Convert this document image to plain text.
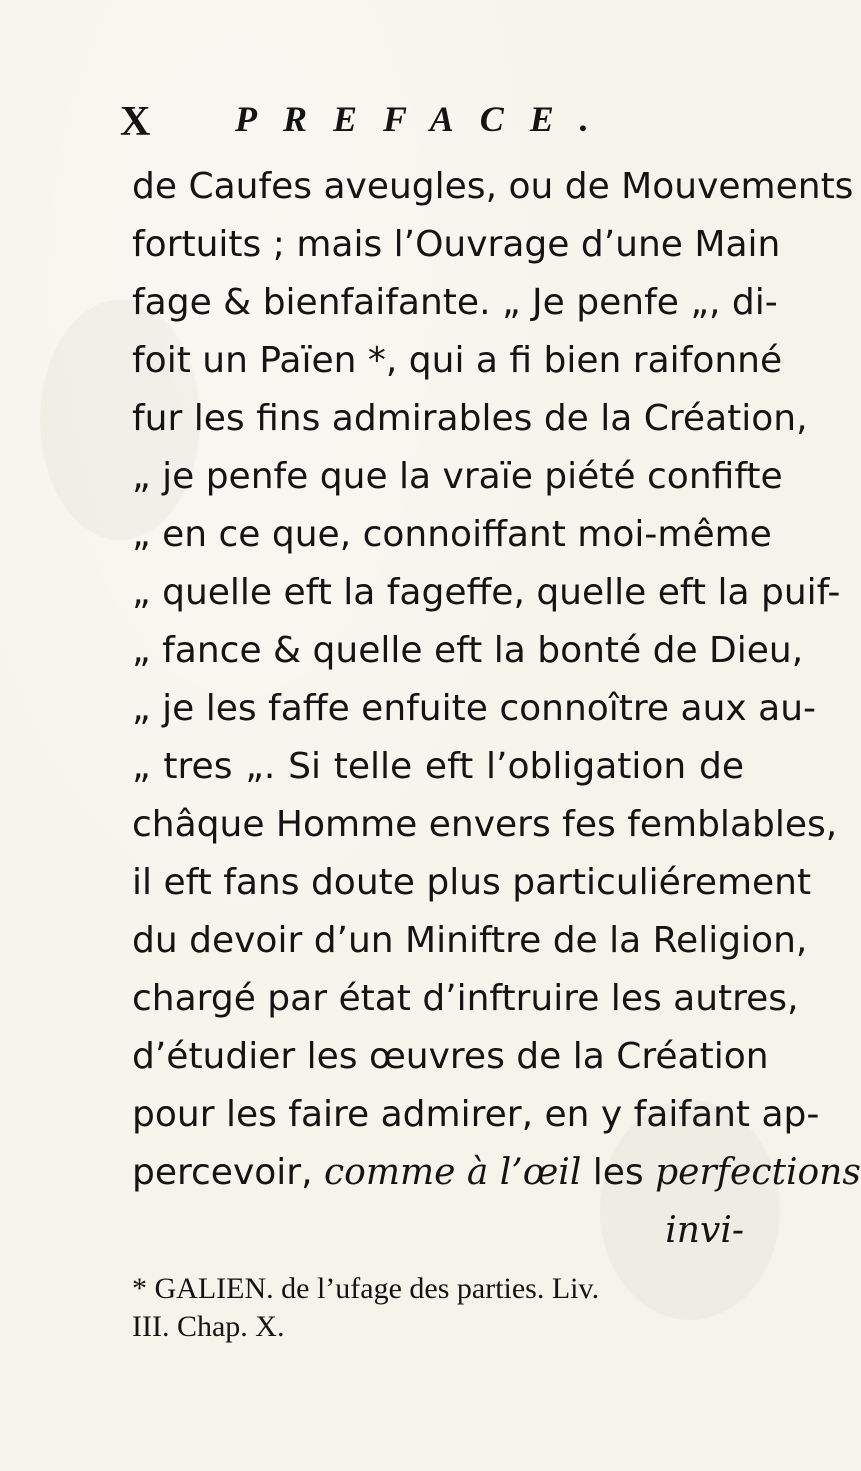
X PREFACE.
de Caufes aveugles, ou de Mouvements
fortuits ; mais l’Ouvrage d’une Main
fage & bienfaifante. „ Je penfe „, di-
foit un Païen *, qui a fi bien raifonné
fur les fins admirables de la Création,
„ je penfe que la vraïe piété confifte
„ en ce que, connoiffant moi-même
„ quelle eft la fageffe, quelle eft la puif-
„ fance & quelle eft la bonté de Dieu,
„ je les faffe enfuite connoître aux au-
„ tres „. Si telle eft l’obligation de
châque Homme envers fes femblables,
il eft fans doute plus particuliérement
du devoir d’un Miniftre de la Religion,
chargé par état d’inftruire les autres,
d’étudier les œuvres de la Création
pour les faire admirer, en y faifant ap-
percevoir, comme à l’œil les perfections
invi-
* GALIEN. de l’ufage des parties. Liv.
III. Chap. X.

————

### Exercise instructions
Write out the listing above exactly as it stands, pictures excluded.

### The reply
Convert this document image to plain text.
X PREFACE.
de Caufes aveugles, ou de Mouvements
fortuits ; mais l’Ouvrage d’une Main
fage & bienfaifante. „ Je penfe „, di-
foit un Païen *, qui a fi bien raifonné
fur les fins admirables de la Création,
„ je penfe que la vraïe piété confifte
„ en ce que, connoiffant moi-même
„ quelle eft la fageffe, quelle eft la puif-
„ fance & quelle eft la bonté de Dieu,
„ je les faffe enfuite connoître aux au-
„ tres „. Si telle eft l’obligation de
châque Homme envers fes femblables,
il eft fans doute plus particuliérement
du devoir d’un Miniftre de la Religion,
chargé par état d’inftruire les autres,
d’étudier les œuvres de la Création
pour les faire admirer, en y faifant ap-
percevoir, comme à l’œil les perfections
invi-
* GALIEN. de l’ufage des parties. Liv.
III. Chap. X.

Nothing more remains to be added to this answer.